Data records:
::::

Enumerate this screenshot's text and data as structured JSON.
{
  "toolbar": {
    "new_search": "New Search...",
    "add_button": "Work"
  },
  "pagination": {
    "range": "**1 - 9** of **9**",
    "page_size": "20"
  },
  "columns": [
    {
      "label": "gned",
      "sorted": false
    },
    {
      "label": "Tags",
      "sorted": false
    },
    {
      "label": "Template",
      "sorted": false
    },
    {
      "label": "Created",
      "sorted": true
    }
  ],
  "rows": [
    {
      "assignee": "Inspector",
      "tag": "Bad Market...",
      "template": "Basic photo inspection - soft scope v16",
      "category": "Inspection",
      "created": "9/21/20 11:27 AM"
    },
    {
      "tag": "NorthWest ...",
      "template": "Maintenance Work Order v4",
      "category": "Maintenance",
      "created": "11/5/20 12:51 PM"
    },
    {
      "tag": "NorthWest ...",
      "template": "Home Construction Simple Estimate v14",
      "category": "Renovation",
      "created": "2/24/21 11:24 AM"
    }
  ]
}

::::

Repeat the records above exactly as they appear.

**SOLUTION TO THE PROBLEM**
Enumerate this screenshot's text and data as structured JSON.
{
  "toolbar": {
    "new_search": "New Search...",
    "add_button": "Work"
  },
  "pagination": {
    "range": "**1 - 9** of **9**",
    "page_size": "20"
  },
  "columns": [
    {
      "label": "gned",
      "sorted": false
    },
    {
      "label": "Tags",
      "sorted": false
    },
    {
      "label": "Template",
      "sorted": false
    },
    {
      "label": "Created",
      "sorted": true
    }
  ],
  "rows": [
    {
      "assignee": "Inspector",
      "tag": "Bad Market...",
      "template": "Basic photo inspection - soft scope v16",
      "category": "Inspection",
      "created": "9/21/20 11:27 AM"
    },
    {
      "tag": "NorthWest ...",
      "template": "Maintenance Work Order v4",
      "category": "Maintenance",
      "created": "11/5/20 12:51 PM"
    },
    {
      "tag": "NorthWest ...",
      "template": "Home Construction Simple Estimate v14",
      "category": "Renovation",
      "created": "2/24/21 11:24 AM"
    }
  ]
}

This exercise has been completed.